* _What is expected_: Only the number is wanted: count the lines in the data with "name" in them.

[Items from a figure collection]
————

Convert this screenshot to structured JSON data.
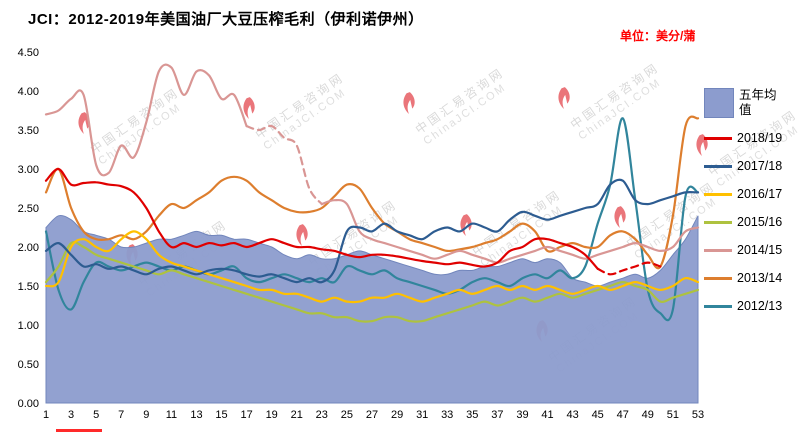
{
  "title": "JCI：2012-2019年美国油厂大豆压榨毛利（伊利诺伊州）",
  "unit_label": "单位：美分/蒲",
  "watermark": {
    "line1": "中国汇易咨询网",
    "line2": "ChinaJCI.COM"
  },
  "chart_data": {
    "type": "line",
    "title": "JCI：2012-2019年美国油厂大豆压榨毛利（伊利诺伊州）",
    "xlabel": "",
    "ylabel": "单位：美分/蒲",
    "grid": false,
    "legend_position": "right",
    "ylim": [
      0,
      4.5
    ],
    "y_ticks": [
      "4.50",
      "4.00",
      "3.50",
      "3.00",
      "2.50",
      "2.00",
      "1.50",
      "1.00",
      "0.50",
      "0.00"
    ],
    "x": [
      1,
      2,
      3,
      4,
      5,
      6,
      7,
      8,
      9,
      10,
      11,
      12,
      13,
      14,
      15,
      16,
      17,
      18,
      19,
      20,
      21,
      22,
      23,
      24,
      25,
      26,
      27,
      28,
      29,
      30,
      31,
      32,
      33,
      34,
      35,
      36,
      37,
      38,
      39,
      40,
      41,
      42,
      43,
      44,
      45,
      46,
      47,
      48,
      49,
      50,
      51,
      52,
      53
    ],
    "x_tick_labels": [
      "1",
      "3",
      "5",
      "7",
      "9",
      "11",
      "13",
      "15",
      "17",
      "19",
      "21",
      "23",
      "25",
      "27",
      "29",
      "31",
      "33",
      "35",
      "37",
      "39",
      "41",
      "43",
      "45",
      "47",
      "49",
      "51",
      "53"
    ],
    "series": [
      {
        "key": "five-year-avg",
        "name": "五年均值",
        "type": "area",
        "color": "#8c9cce",
        "values": [
          2.25,
          2.4,
          2.35,
          2.2,
          2.15,
          2.1,
          2.0,
          2.0,
          2.05,
          2.1,
          2.1,
          2.15,
          2.2,
          2.15,
          2.15,
          2.1,
          2.1,
          2.05,
          2.0,
          1.9,
          1.85,
          1.9,
          1.85,
          1.85,
          1.9,
          1.95,
          1.9,
          1.85,
          1.8,
          1.75,
          1.7,
          1.65,
          1.65,
          1.7,
          1.7,
          1.75,
          1.75,
          1.8,
          1.85,
          1.8,
          1.85,
          1.8,
          1.6,
          1.55,
          1.5,
          1.55,
          1.6,
          1.65,
          1.6,
          1.7,
          1.9,
          2.1,
          2.4
        ]
      },
      {
        "key": "2018-19",
        "name": "2018/19",
        "type": "line",
        "color": "#e00000",
        "dash_ranges": [
          [
            45,
            50
          ]
        ],
        "values": [
          2.85,
          3.0,
          2.8,
          2.82,
          2.83,
          2.8,
          2.78,
          2.7,
          2.5,
          2.2,
          2.0,
          2.05,
          2.0,
          2.05,
          2.02,
          2.05,
          2.0,
          2.05,
          2.1,
          2.05,
          2.0,
          2.0,
          1.97,
          1.95,
          1.9,
          1.87,
          1.9,
          1.9,
          1.88,
          1.85,
          1.82,
          1.8,
          1.78,
          1.8,
          1.77,
          1.75,
          1.8,
          1.95,
          2.0,
          2.1,
          2.1,
          2.05,
          2.0,
          1.9,
          1.72,
          1.65,
          1.7,
          1.75,
          1.8,
          1.75,
          null,
          null,
          null
        ]
      },
      {
        "key": "2017-18",
        "name": "2017/18",
        "type": "line",
        "color": "#2d5c91",
        "values": [
          1.95,
          2.05,
          1.9,
          1.75,
          1.78,
          1.72,
          1.75,
          1.7,
          1.65,
          1.72,
          1.75,
          1.7,
          1.65,
          1.7,
          1.72,
          1.7,
          1.65,
          1.62,
          1.65,
          1.6,
          1.55,
          1.6,
          1.55,
          1.7,
          2.2,
          2.25,
          2.2,
          2.3,
          2.2,
          2.15,
          2.1,
          2.2,
          2.25,
          2.2,
          2.3,
          2.25,
          2.2,
          2.35,
          2.45,
          2.4,
          2.35,
          2.4,
          2.45,
          2.5,
          2.55,
          2.8,
          2.85,
          2.6,
          2.55,
          2.6,
          2.65,
          2.7,
          2.7
        ]
      },
      {
        "key": "2016-17",
        "name": "2016/17",
        "type": "line",
        "color": "#ffc000",
        "values": [
          1.5,
          1.55,
          2.0,
          2.1,
          2.0,
          1.95,
          2.1,
          2.2,
          2.1,
          1.9,
          1.8,
          1.75,
          1.7,
          1.65,
          1.6,
          1.55,
          1.5,
          1.45,
          1.45,
          1.4,
          1.4,
          1.35,
          1.3,
          1.35,
          1.3,
          1.3,
          1.35,
          1.35,
          1.4,
          1.35,
          1.3,
          1.35,
          1.4,
          1.45,
          1.4,
          1.45,
          1.5,
          1.45,
          1.5,
          1.45,
          1.5,
          1.45,
          1.4,
          1.45,
          1.5,
          1.45,
          1.5,
          1.55,
          1.5,
          1.45,
          1.5,
          1.6,
          1.55
        ]
      },
      {
        "key": "2015-16",
        "name": "2015/16",
        "type": "line",
        "color": "#aec23f",
        "values": [
          1.55,
          1.75,
          2.05,
          2.0,
          1.9,
          1.85,
          1.8,
          1.75,
          1.7,
          1.65,
          1.7,
          1.65,
          1.6,
          1.55,
          1.5,
          1.45,
          1.4,
          1.35,
          1.3,
          1.25,
          1.2,
          1.15,
          1.15,
          1.1,
          1.1,
          1.05,
          1.05,
          1.1,
          1.1,
          1.05,
          1.05,
          1.1,
          1.15,
          1.2,
          1.25,
          1.3,
          1.25,
          1.3,
          1.35,
          1.3,
          1.35,
          1.4,
          1.35,
          1.4,
          1.45,
          1.5,
          1.55,
          1.5,
          1.45,
          1.3,
          1.35,
          1.4,
          1.45
        ]
      },
      {
        "key": "2014-15",
        "name": "2014/15",
        "type": "line",
        "color": "#d99694",
        "dash_ranges": [
          [
            17,
            23
          ]
        ],
        "values": [
          3.7,
          3.75,
          3.9,
          3.95,
          3.05,
          2.95,
          3.3,
          3.15,
          3.6,
          4.25,
          4.3,
          3.95,
          4.25,
          4.2,
          3.9,
          3.95,
          3.55,
          3.5,
          3.55,
          3.4,
          3.3,
          2.75,
          2.55,
          2.6,
          2.55,
          2.2,
          2.1,
          2.05,
          2.0,
          1.95,
          1.9,
          1.85,
          1.9,
          1.95,
          1.9,
          1.85,
          1.8,
          1.85,
          1.9,
          1.95,
          2.0,
          1.95,
          1.9,
          1.85,
          1.9,
          1.95,
          2.0,
          2.05,
          2.0,
          1.95,
          2.0,
          2.2,
          2.25
        ]
      },
      {
        "key": "2013-14",
        "name": "2013/14",
        "type": "line",
        "color": "#dd7e2e",
        "values": [
          2.7,
          3.0,
          2.5,
          2.2,
          2.1,
          2.1,
          2.15,
          2.1,
          2.2,
          2.4,
          2.55,
          2.5,
          2.6,
          2.7,
          2.85,
          2.9,
          2.85,
          2.7,
          2.6,
          2.5,
          2.45,
          2.45,
          2.5,
          2.65,
          2.8,
          2.75,
          2.5,
          2.3,
          2.2,
          2.1,
          2.05,
          2.0,
          1.95,
          1.97,
          2.0,
          2.05,
          2.1,
          2.2,
          2.3,
          2.2,
          1.95,
          2.0,
          2.05,
          2.0,
          2.0,
          2.15,
          2.2,
          2.1,
          1.9,
          1.75,
          2.4,
          3.55,
          3.65
        ]
      },
      {
        "key": "2012-13",
        "name": "2012/13",
        "type": "line",
        "color": "#31859c",
        "values": [
          2.2,
          1.45,
          1.2,
          1.55,
          1.8,
          1.75,
          1.7,
          1.75,
          1.8,
          1.75,
          1.7,
          1.75,
          1.7,
          1.65,
          1.7,
          1.75,
          1.6,
          1.55,
          1.6,
          1.65,
          1.6,
          1.55,
          1.6,
          1.55,
          1.75,
          1.7,
          1.65,
          1.7,
          1.6,
          1.55,
          1.5,
          1.45,
          1.4,
          1.45,
          1.55,
          1.6,
          1.55,
          1.5,
          1.6,
          1.65,
          1.6,
          1.7,
          1.6,
          1.75,
          2.3,
          2.8,
          3.65,
          2.6,
          1.45,
          1.15,
          1.2,
          2.65,
          2.7
        ]
      }
    ]
  }
}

————

* _Solution to this problem_: 8